◆ SELECTED EXTRACT:
★ ★ ★ ★ ★ ★ ★

So the ease of use and the obvious exercise benefits are big reasons for the continued engagement of devotees, but we also have to talk about the instructors. Peloton has an armada of attractive cheerleaders on bikes who are either very convincing performers or genuinely want the people taking their classes to find enjoyment in pushing themselves enough to feel the burn, but not quite overdo it. And in a sea of negativity, a little pep talk goes a long way.
Anne Helen Petersen, of Culture Study, points out the differences between Peloton personalities and other influencers you might follow in her “Unified Theory of Peloton.” “While reality stars, influencers, and YouTubers float across our vision, passively consumed, often while multi-tasking,” she says, “a Peloton instructor has your full attention.”

★ ★ ★ ★ ★ ★ ★

◆ GIVEN INFORMATION:
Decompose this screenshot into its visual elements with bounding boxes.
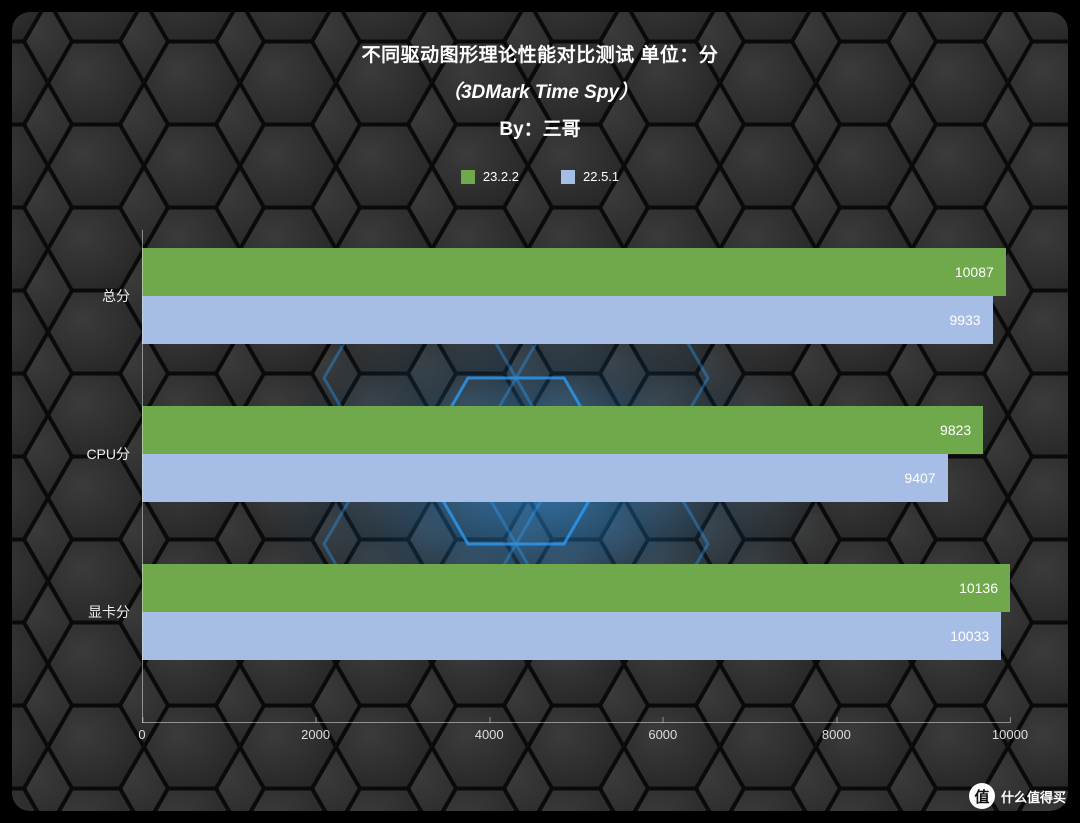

★ ★ ★ ★ ★ ★ ★

◆ DIRECTION 1:
Answer these about the Peloton passage:
(a) What does Peloton have on bikes?
(b) Which outlet is Anne Helen Petersen with?
(c) What is the title of her piece that the passage cites?
◆ DIRECTION 2: Please reproduce the part of the Peloton passage that opens with the words containing "So the ease" and closes with "a long way.".

◆ FINAL ANSWER 1:
(a) An armada of attractive cheerleaders
(b) Culture Study
(c) "Unified Theory of Peloton"

◆ FINAL ANSWER 2:
So the ease of use and the obvious exercise benefits are big reasons for the continued engagement of devotees, but we also have to talk about the instructors. Peloton has an armada of attractive cheerleaders on bikes who are either very convincing performers or genuinely want the people taking their classes to find enjoyment in pushing themselves enough to feel the burn, but not quite overdo it. And in a sea of negativity, a little pep talk goes a long way.